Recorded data
********
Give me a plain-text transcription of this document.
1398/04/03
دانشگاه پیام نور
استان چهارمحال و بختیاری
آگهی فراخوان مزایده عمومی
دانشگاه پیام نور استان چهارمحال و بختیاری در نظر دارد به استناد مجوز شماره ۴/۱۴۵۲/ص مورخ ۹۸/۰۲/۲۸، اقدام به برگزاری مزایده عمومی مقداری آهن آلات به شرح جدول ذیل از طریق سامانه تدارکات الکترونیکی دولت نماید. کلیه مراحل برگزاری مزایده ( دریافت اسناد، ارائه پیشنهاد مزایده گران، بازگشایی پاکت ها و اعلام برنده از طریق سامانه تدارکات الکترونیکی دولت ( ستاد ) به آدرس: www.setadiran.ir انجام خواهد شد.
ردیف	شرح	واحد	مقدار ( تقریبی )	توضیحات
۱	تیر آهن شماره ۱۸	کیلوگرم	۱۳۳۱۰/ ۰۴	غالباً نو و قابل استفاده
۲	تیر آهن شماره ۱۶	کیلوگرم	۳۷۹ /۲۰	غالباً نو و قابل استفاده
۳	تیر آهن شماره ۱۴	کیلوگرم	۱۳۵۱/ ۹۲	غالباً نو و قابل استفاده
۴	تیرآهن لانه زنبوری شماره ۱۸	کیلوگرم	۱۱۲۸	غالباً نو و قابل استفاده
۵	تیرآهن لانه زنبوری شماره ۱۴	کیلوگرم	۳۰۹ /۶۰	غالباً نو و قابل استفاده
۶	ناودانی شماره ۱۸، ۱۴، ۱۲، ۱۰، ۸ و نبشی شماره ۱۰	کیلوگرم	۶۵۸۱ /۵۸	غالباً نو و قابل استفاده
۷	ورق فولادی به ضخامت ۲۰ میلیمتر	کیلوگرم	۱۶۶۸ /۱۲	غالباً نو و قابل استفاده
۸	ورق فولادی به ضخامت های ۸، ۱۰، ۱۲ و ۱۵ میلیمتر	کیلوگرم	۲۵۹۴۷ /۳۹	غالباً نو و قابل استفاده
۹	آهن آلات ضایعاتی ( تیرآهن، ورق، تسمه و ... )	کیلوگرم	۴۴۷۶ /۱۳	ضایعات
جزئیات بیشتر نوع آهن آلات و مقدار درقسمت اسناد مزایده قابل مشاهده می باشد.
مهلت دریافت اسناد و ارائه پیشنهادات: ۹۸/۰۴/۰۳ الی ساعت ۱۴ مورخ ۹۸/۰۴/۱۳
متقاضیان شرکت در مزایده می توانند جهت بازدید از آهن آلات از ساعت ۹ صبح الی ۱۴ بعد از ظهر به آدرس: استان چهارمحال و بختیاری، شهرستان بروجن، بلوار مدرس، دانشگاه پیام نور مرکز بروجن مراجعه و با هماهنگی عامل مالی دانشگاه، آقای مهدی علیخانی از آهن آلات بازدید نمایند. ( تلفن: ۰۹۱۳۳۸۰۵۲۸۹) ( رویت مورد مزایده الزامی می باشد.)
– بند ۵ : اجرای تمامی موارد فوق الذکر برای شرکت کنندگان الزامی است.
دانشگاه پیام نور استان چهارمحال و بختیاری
********
Task description
Write down only how many lines in the listing contain the word "ساعت".

The response
2